===== EXCERPT PROVIDED
I was planning to write about the reforestation of North America after the last glacial maximum. It is still going on, as the early cold weather trees continue to die off and leave space for hardwoods and warm weather trees. The process is clear to anyone who has thought about it or observed that while Maine was known as the Pine Trees there have been getting replaced by hardwoods. But anyone cane write that post, so I decided to write about beating plowshares into swords.

Modern ploughs use high quality steel in the shares or blades and the shank to which they are welded are also good quality. New bottoms can be bought for prices from $20 to $100, but they can also be found used or as scrap for lower prices.

Scrap plows probably are the best deals; in addition to a low price, there are shanks attached to the remainder of the bottoms, and those shanks can be forged into tangs for the swords. In the course or forging, the shank and the bottom and the bottom will become even more closely connected than the weld that was there, so the shank can be incorporated into the blade, with the bottom being only the edge itself, while the shank will become the back of the blade.
==========
===== DATASET EXCERPT
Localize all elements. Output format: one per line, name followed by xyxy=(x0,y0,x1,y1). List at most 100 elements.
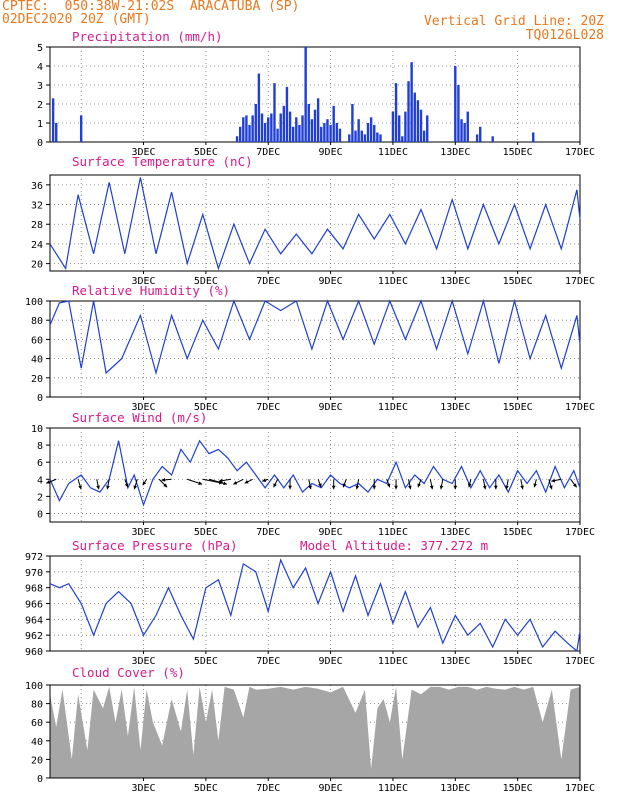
==========
CHALLENGE 1 -
Summarize the post about beating plowshares into swords in three sentences.
CHALLENGE 2 -
Carry on the post about beating plowshares into swords, picking up right after its final sentence.
The material on this page was drawn from a separate source.

WRITTEN REPLY 1 -
The writer had planned to discuss the reforestation of North America after the last glacial maximum but chose instead to write about beating plowshares into swords. Modern plows use high-quality steel in the shares and shanks, and new bottoms cost $20 to $100, though used or scrap ones can be found for less. Scrap plows are probably the best deal because, besides their low price, they come with shanks that can be forged into tangs for the swords.

WRITTEN REPLY 2 -
The first step of the forging is to anneal the steel, so it will be soft enough to hammer-at lower temperatures. Heat the steel to yellow, forging temperature and leave it to slowly cool; do not quench it or beat it; those come later. After the steel has been annealed heat it to yellow and hammer it into shape, trying to hammer the plow bottom into the shape of the swords, while holding the piece by the shank and using the shank as the tang and back of the blade. The metals will mix further, and that is fine. Continue heating, hammering, and quenching the sword until it is the desired size and shape, making sure that the blade has a suitable taper from back to edge.

Because of the shape of the plough shares or bottoms, it will be necessary to hammer on the edge, and hat can make the metal fold, rather than collapsing into itself, but that can be dealt with. Or it might be easier to fold the flat part over and hammer and heat it together.

Hardening and tempering the hardness are very important, and quenching in oil can improve the steel. Harden the blade to full hardness by getting it to bright red and then quenching it . That will make it brittle, so it must be reheated so the surface oxidation is blue or purple and then quenched. That should leave it quite hard but not brittle, so it could be used to chop wood, if necessary. It is a good idea to shape the edge before hardening, but the actual sharpening has to be done after hardening and tempering.

Making a sword from a ploughshare isn't particularly difficult, but it takes time and some skill. Perhaps the most difficult part is the heat treating, because the blade can become warped or twisted when quenched, and that would require carefully hammering it so that there were no areas that had more tension than other areas. That might be why there are stories of of smiths plunger the blade into a human to quench it. That wouldn't be better than water or oil, but putting between ribs might keep it from becoming warped. I think that careful hammering would be neater, but that's only my opinion.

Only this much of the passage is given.